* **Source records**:
——

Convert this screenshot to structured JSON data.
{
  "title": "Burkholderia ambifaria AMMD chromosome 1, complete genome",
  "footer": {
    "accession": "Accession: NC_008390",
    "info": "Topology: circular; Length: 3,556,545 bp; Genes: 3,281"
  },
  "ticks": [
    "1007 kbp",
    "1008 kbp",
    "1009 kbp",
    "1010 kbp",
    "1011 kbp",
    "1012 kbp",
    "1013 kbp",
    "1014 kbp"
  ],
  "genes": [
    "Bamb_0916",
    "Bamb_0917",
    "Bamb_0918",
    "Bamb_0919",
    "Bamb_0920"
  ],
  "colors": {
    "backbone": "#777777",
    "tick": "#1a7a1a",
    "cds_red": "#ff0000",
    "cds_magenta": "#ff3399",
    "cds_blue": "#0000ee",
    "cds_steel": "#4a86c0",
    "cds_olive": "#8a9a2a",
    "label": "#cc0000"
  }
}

——

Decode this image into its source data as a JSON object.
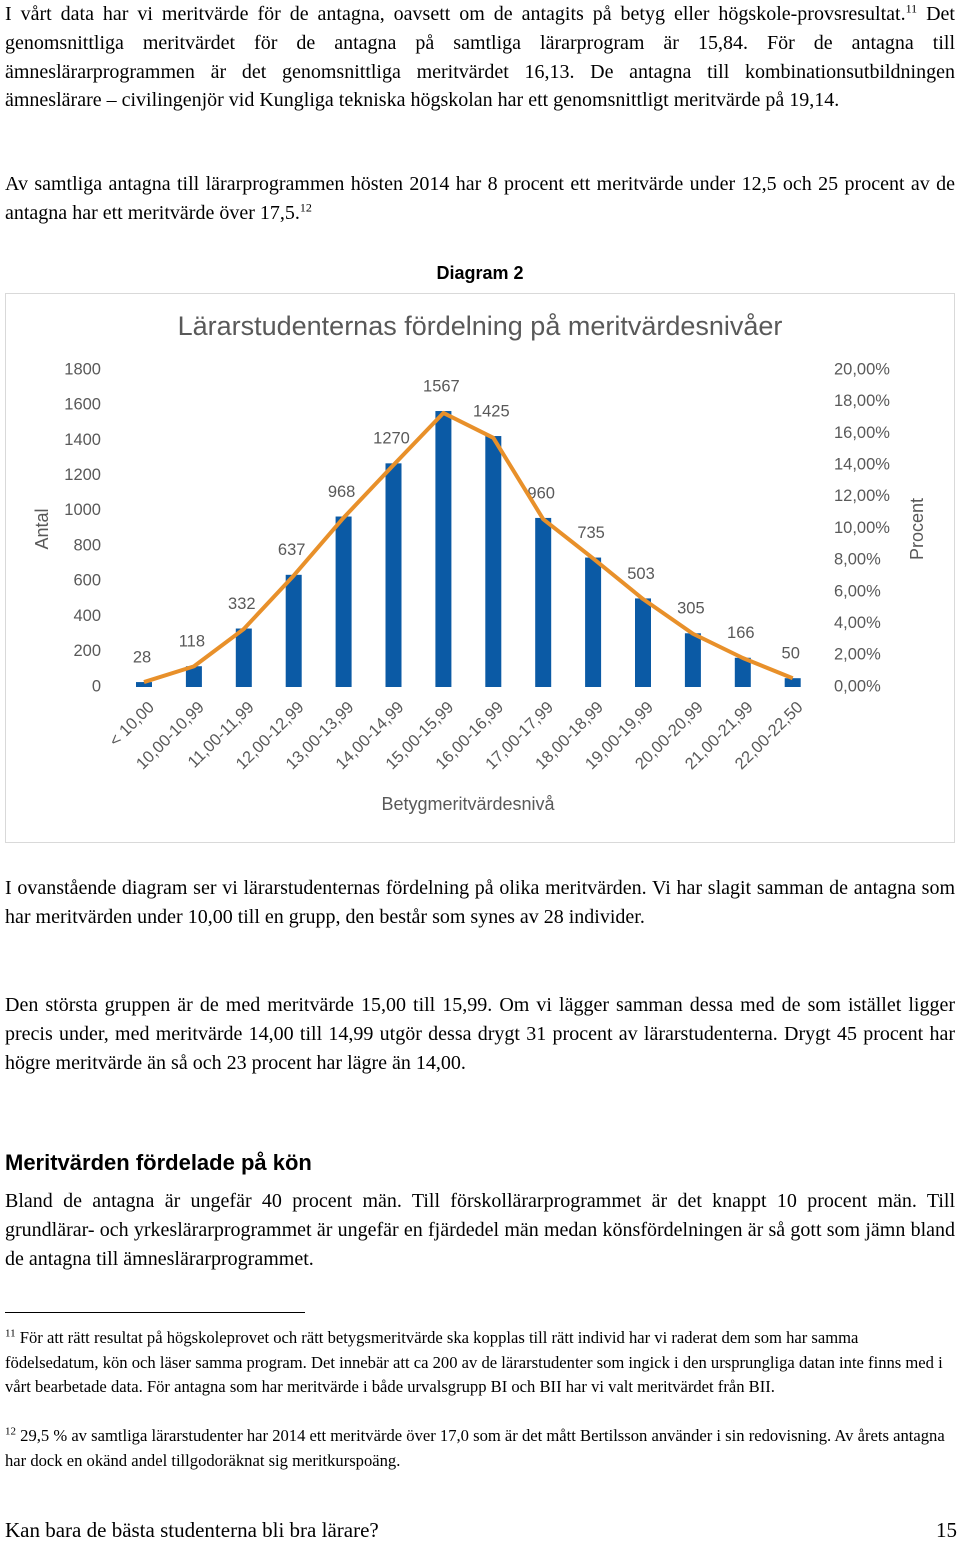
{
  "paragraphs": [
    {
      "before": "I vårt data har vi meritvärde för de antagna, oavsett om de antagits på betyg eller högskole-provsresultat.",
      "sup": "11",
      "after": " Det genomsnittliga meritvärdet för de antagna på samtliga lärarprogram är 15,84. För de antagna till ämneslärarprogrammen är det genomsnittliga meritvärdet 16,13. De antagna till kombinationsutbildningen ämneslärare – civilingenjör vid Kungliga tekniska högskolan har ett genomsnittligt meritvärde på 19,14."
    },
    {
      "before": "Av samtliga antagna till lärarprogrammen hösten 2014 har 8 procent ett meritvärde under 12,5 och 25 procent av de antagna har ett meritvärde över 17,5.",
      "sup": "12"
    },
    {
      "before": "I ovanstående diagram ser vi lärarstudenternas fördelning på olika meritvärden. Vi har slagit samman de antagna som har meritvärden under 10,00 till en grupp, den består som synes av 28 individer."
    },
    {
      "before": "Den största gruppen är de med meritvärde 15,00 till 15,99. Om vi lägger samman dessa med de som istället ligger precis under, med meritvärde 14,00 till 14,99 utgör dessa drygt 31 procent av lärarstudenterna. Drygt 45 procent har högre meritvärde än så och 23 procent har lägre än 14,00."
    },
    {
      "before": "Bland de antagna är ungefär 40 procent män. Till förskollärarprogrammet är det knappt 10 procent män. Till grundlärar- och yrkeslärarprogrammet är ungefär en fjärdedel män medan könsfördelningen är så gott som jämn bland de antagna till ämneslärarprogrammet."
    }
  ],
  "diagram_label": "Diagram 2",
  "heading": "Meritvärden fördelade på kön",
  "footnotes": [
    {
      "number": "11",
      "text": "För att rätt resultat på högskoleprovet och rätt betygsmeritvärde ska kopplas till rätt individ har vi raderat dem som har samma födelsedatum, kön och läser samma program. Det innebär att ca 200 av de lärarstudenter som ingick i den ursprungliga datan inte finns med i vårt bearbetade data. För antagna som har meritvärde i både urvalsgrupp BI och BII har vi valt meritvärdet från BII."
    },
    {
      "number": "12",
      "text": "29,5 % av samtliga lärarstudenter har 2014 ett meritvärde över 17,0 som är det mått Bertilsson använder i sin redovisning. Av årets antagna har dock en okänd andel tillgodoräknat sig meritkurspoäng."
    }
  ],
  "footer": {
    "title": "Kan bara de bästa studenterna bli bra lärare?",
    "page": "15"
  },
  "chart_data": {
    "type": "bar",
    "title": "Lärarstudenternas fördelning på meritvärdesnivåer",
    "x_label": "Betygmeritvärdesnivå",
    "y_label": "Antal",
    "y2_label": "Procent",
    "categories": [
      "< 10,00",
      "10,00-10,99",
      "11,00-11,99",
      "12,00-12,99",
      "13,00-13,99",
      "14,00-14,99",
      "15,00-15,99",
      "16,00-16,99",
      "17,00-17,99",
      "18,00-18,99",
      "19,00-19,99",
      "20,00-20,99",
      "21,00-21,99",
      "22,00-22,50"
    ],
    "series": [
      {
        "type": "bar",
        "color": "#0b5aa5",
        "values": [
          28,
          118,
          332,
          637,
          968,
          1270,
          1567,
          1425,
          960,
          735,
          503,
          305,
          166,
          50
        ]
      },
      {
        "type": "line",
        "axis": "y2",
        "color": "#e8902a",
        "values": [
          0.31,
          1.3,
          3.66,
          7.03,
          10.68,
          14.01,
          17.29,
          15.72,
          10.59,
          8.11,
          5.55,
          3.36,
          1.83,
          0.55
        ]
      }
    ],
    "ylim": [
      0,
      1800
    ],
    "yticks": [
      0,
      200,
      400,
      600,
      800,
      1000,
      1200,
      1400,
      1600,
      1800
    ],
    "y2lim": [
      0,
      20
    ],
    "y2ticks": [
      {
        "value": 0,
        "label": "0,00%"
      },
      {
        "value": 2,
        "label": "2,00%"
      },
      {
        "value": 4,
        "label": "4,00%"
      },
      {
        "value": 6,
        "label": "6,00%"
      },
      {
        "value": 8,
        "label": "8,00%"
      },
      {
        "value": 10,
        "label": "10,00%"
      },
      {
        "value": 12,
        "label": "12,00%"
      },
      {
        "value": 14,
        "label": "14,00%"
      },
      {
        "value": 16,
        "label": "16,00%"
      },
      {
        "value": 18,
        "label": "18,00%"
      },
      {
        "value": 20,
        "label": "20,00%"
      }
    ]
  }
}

——

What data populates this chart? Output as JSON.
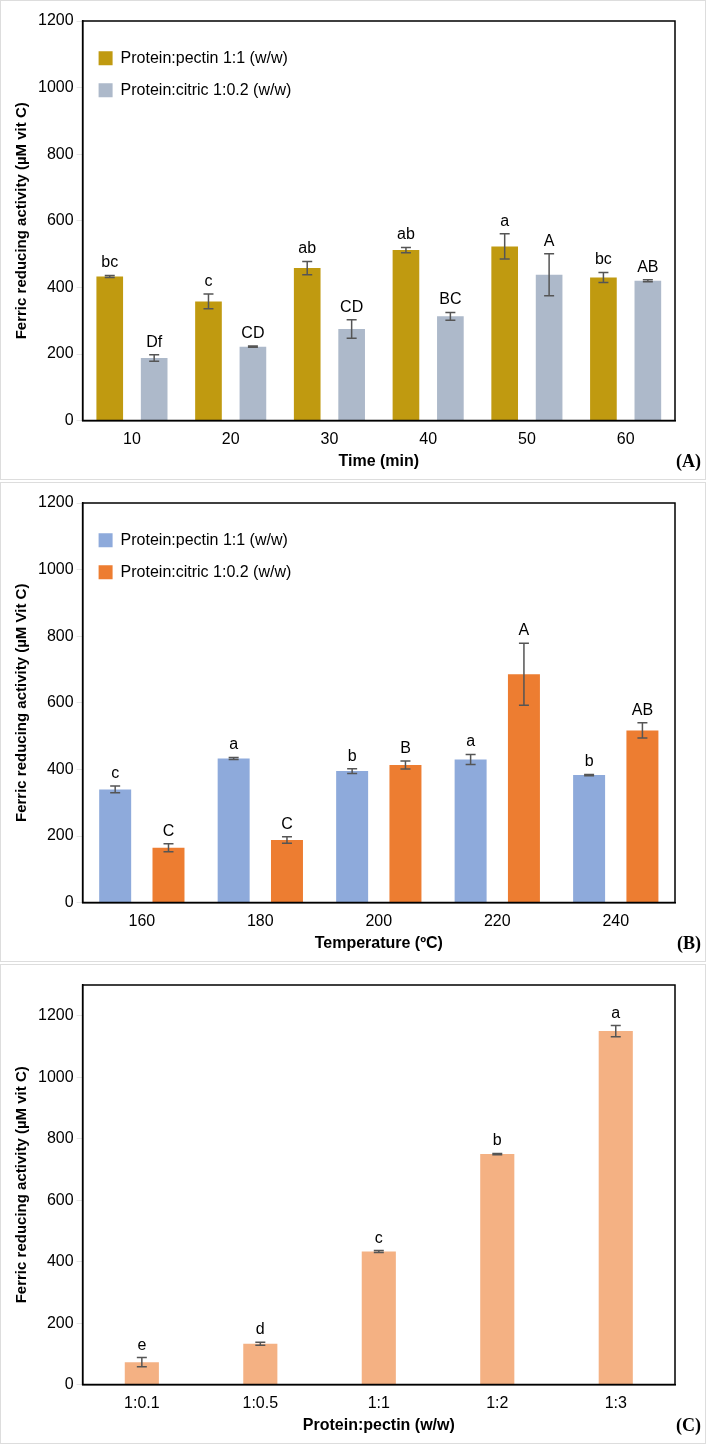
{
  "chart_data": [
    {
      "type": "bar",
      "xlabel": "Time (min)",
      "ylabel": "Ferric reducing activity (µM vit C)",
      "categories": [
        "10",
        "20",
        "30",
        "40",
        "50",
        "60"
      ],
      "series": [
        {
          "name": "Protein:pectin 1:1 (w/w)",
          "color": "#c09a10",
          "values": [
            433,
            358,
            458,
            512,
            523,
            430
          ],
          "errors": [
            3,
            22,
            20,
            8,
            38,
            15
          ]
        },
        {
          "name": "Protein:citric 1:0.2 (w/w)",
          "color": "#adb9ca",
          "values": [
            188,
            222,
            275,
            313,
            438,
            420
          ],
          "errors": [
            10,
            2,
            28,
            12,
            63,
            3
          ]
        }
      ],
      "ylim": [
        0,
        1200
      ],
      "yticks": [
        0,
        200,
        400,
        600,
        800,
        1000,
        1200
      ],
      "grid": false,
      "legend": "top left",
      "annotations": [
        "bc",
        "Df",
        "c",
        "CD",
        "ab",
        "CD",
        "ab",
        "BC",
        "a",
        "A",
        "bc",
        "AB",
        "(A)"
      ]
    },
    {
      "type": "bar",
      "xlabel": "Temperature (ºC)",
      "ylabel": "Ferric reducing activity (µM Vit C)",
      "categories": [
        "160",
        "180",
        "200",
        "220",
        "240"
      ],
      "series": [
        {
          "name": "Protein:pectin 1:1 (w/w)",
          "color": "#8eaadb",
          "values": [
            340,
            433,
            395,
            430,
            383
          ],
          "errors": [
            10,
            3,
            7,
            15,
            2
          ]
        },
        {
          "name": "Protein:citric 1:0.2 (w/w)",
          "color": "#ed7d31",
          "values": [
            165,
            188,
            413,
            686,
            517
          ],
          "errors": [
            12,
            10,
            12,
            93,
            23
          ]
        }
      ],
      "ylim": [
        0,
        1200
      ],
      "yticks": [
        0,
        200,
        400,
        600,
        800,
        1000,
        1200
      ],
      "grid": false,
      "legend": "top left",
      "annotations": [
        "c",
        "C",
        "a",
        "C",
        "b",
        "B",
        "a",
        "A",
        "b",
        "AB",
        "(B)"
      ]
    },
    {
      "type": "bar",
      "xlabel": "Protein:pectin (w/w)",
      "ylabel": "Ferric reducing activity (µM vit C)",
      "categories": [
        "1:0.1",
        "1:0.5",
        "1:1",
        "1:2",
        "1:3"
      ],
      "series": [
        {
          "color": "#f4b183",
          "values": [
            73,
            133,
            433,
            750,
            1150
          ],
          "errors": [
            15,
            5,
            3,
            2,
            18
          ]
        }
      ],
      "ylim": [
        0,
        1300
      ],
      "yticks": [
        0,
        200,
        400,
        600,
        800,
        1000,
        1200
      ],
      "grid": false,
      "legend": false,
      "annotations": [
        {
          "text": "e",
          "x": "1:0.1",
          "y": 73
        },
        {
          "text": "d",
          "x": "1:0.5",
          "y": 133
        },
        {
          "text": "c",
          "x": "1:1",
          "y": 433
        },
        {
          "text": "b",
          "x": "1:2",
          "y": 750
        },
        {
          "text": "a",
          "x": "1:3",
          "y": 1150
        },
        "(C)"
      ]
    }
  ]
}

——

* **Task description**: Copy out every line of the data in which the word "JSON" is found.

* **Exercise answer**:
Convert this screenshot to structured JSON data.
Decode this image into its source data as a JSON object.
What data populates this chart? Output as JSON.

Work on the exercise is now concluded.